Gericht: Bundesgerichtshof
Beschluss verkündet am 03.07.2008
Aktenzeichen: V ZR 194/07
Rechtsgebiete: ZPO


Vorschriften:

BGB § 463 Satz 2 a. F.
ZPO § 296
ZPO § 531 Abs. 2 Nr. 3
ZPO § 544 Abs. 7
Diese Entscheidung enthält keinen zur Veröffentlichung bestimmten Leitsatz.
BUNDESGERICHTSHOF BESCHLUSS

V ZR 194/07

vom 3. Juli 2008

in dem Rechtsstreit

Der V. Zivilsenat des Bundesgerichtshofes hat am 3. Juli 2008 durch den Vorsitzenden Richter Prof. Dr. Krüger, den Richter Dr. Lemke, die Richterin Dr. Stresemann und die Richter Dr. Czub und Dr. Roth

beschlossen:

Tenor:

Auf die Nichtzulassungsbeschwerde der Klägerin wird das Urteil des 6. Zivilsenats des Schleswig-Holsteinischen Oberlandesgerichts in Schleswig vom 6. November 2007 aufgehoben.

Der Rechtsstreit wird zur neuen Verhandlung und Entscheidung, auch über die Kosten des Verfahrens der Nichtzulassungsbeschwerde, an das Berufungsgericht zurückverwiesen.

Der Gegenstandswert des Beschwerdeverfahrens beträgt 505.291,88 €.

Gründe:

I.

Mit notariellem Vertrag vom 29. September 1999 verkauften die Beklagten der Klägerin ein mit einem Hotel mit Tiefgarage bebautes Grundstück in T. für 8 Mio. DM. Der Vertrag enthält einen Ausschluss der Gewährleistung für Größe und etwaige Mängel sowie die Klausel, dass "der Verkäufer dem Käufer" zusichere, "dass er die angefangene Beseitigung und Sanierung der Durchfeuchtungsschäden im Kellerbereich (Garagenzugang) auf seine Kosten bis zum 31.12.1999 ordnungsgemäß beenden wird." Dazu kam es indes nicht, weil sich die Feuchtigkeitsproblematik als erheblich umfangreicher darstellte als erwartet. Feuchtigkeitsschäden zeigten sich nämlich über den Kellerbereich (Garagenzugang) hinaus auch in anderen Gebäudebereichen. Die Klägerin veranschlagt für die Beseitigung aller Feuchtigkeitsschäden Kosten in Höhe von über 1 Mio. DM. Mit einem Vorschussanspruch für die Mängelbeseitigung in Höhe von 515.016,80 € hat sie die Aufrechnung gegen die am 31. Dezember 2000 fällig gewordene letzte Kaufpreisrate von 1 Mio. DM (511.291,88 €) erklärt. Die Beklagten wollen die Restforderung im Wege der Zwangsvollstreckung durchsetzen. Dagegen wendet sich die Klägerin mit der Vollstreckungsgegenklage. Das Landgericht hat der Klage stattgegeben. Das Oberlandesgericht hat sie bis auf einen Teilbetrag von 6.000 €, dessentwegen es die Zwangsvollstreckung für unzulässig erklärt hat, abgewiesen. Gegen die Nichtzulassung der Revision richtet sich die Beschwerde der Klägerin, deren Zurückweisung die Beklagten beantragen.

§ **Ziel der Übung**:
Nenne bitte den Kaufpreis, für den die Beklagten laut Auszug das Grundstück an die Klägerin verkauften. Stütze dich allein auf den Auszug.

§ **Gesammeltes Material**:

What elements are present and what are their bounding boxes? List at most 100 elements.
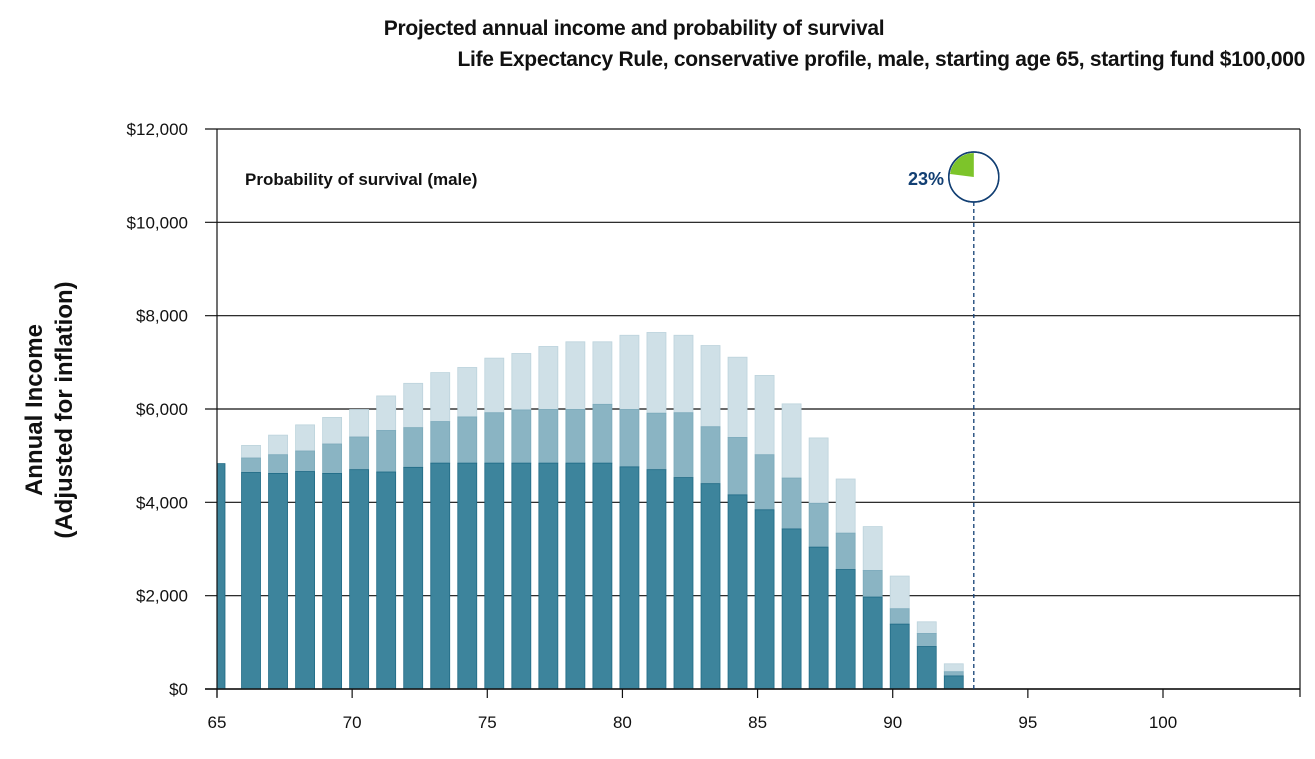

§ **Schriftliche Antwort**:
8 Mio. DM.